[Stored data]
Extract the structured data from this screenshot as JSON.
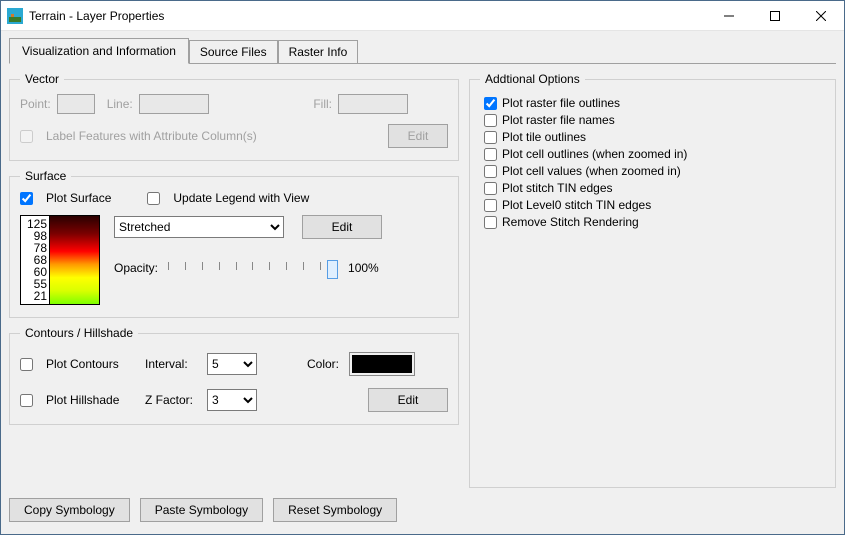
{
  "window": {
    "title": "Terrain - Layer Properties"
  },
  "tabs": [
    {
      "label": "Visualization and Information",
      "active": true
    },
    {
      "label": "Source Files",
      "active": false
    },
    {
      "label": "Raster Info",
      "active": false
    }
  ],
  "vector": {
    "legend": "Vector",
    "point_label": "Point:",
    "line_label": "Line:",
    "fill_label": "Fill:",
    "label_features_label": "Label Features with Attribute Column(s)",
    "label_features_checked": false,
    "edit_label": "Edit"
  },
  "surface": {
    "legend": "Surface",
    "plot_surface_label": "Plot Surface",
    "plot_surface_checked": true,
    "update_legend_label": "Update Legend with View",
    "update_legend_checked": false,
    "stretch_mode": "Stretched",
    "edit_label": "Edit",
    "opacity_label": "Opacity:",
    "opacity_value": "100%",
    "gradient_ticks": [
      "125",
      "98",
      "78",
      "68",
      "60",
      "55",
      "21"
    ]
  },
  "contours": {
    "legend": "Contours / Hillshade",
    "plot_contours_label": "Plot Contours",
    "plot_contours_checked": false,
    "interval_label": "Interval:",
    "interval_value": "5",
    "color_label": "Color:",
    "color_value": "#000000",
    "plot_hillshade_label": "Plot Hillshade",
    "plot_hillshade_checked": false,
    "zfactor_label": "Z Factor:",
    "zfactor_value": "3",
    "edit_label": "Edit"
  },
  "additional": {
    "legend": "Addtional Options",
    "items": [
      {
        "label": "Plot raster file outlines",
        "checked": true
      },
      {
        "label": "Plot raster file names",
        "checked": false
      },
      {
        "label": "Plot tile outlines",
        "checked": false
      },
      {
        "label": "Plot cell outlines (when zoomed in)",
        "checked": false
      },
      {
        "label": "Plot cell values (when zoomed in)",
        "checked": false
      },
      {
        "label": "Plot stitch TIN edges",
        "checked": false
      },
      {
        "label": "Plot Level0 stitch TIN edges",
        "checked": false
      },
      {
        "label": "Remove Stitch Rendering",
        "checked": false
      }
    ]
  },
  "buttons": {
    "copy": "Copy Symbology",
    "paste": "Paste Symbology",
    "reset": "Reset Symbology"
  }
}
...
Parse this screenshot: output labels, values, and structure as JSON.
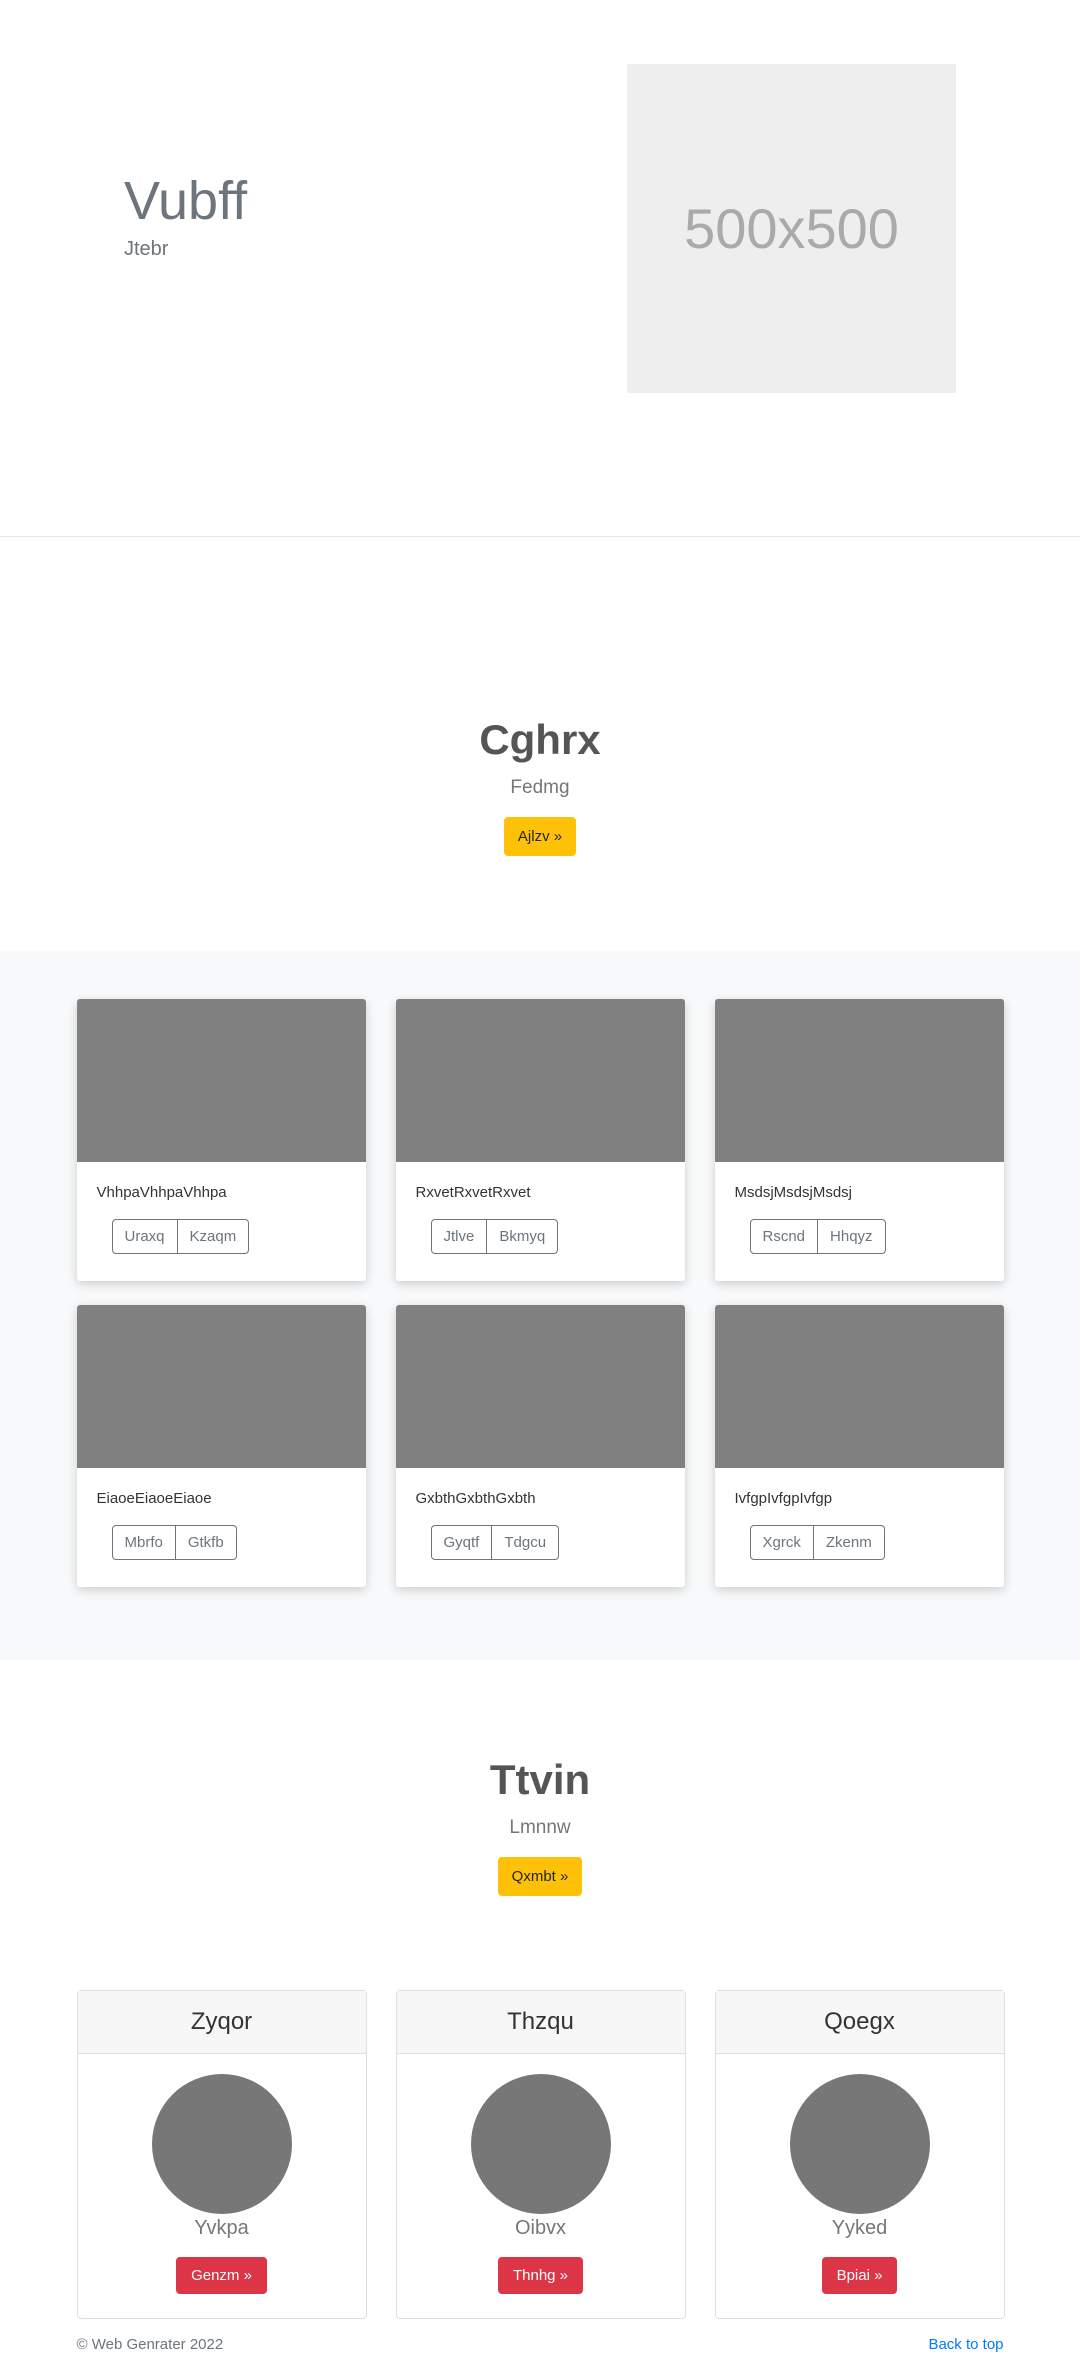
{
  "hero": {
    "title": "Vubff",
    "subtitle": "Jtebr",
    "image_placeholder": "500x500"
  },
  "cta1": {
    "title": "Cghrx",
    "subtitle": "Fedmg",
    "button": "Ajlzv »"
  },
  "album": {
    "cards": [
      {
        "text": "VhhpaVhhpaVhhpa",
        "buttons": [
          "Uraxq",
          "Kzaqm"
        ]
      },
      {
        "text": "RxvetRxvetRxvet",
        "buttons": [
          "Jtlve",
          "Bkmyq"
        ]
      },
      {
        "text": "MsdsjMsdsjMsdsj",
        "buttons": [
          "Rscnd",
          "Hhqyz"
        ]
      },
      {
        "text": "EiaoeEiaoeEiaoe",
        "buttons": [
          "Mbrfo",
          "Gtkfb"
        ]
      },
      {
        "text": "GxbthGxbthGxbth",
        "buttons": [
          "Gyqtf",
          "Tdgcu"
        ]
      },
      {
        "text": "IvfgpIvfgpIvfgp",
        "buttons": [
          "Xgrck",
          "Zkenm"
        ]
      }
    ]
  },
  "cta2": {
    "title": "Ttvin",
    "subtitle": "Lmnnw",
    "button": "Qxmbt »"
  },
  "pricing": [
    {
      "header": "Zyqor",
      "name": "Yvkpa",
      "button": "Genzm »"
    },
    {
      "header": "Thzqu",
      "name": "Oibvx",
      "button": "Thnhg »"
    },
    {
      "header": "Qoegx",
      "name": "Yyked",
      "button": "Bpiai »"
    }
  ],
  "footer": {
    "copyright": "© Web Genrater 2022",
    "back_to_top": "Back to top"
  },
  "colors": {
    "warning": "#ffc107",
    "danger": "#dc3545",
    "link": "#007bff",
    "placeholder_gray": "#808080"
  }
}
---
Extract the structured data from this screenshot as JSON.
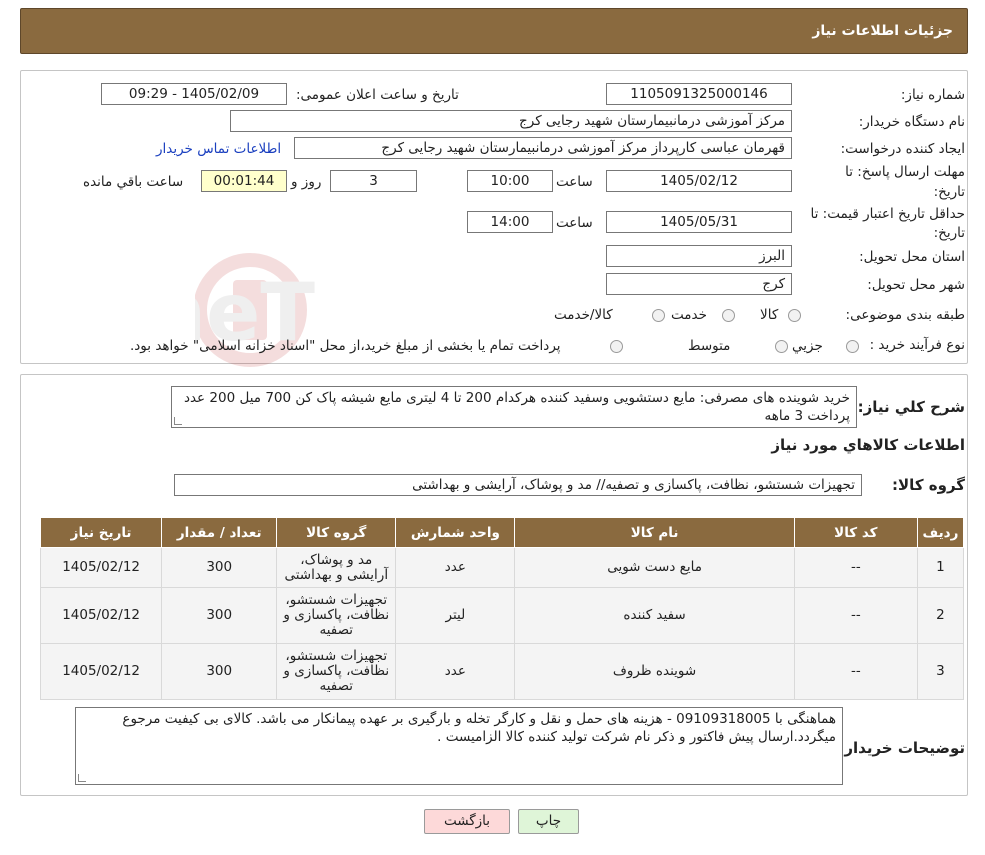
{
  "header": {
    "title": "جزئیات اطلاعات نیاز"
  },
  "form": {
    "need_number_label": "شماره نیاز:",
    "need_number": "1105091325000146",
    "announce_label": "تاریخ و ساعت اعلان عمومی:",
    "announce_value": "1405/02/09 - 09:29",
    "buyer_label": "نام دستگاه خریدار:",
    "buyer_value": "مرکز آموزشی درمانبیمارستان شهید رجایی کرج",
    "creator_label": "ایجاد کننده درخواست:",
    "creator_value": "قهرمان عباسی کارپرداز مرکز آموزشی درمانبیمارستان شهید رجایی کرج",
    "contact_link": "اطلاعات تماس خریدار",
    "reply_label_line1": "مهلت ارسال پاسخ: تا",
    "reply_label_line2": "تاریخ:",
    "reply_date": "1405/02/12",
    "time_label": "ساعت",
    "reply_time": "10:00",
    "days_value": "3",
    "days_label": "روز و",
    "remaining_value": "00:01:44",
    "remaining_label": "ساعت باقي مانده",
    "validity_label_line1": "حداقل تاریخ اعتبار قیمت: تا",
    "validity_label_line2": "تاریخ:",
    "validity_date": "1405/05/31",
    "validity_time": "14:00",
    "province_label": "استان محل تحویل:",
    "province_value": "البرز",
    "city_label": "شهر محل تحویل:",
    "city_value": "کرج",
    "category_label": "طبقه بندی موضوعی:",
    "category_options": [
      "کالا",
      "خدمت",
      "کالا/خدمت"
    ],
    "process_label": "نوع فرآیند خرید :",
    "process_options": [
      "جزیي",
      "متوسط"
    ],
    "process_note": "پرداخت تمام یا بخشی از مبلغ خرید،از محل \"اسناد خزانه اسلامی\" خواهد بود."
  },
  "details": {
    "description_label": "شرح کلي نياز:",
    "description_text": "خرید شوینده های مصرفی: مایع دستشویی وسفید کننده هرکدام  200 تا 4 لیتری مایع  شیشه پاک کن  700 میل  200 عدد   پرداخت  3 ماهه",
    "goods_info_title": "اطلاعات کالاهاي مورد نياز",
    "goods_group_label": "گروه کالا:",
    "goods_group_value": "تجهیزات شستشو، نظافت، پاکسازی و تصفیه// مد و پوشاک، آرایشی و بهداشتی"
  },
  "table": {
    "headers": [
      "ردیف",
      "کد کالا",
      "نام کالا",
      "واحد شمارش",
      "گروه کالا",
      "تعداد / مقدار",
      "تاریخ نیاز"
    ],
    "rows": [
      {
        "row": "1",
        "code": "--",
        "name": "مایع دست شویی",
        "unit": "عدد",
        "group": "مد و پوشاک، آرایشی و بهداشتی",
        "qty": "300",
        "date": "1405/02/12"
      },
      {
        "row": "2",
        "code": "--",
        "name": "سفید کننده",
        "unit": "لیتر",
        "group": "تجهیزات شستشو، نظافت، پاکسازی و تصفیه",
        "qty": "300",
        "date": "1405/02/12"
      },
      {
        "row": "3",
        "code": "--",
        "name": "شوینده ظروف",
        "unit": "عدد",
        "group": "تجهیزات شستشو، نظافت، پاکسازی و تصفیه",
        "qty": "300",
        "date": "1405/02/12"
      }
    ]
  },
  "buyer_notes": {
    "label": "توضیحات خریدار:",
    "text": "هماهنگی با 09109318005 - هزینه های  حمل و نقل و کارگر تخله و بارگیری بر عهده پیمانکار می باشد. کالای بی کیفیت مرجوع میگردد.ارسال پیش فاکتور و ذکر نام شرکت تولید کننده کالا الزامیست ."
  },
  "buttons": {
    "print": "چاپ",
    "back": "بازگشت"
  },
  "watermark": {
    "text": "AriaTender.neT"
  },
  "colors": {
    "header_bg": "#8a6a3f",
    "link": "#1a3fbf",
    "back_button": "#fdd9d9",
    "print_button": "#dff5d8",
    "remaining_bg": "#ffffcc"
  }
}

**PROBLEM DETAILS**
Only a number is wanted here: how many lines in the data above include the string "مایع"?

**TASK RESPONSE**
2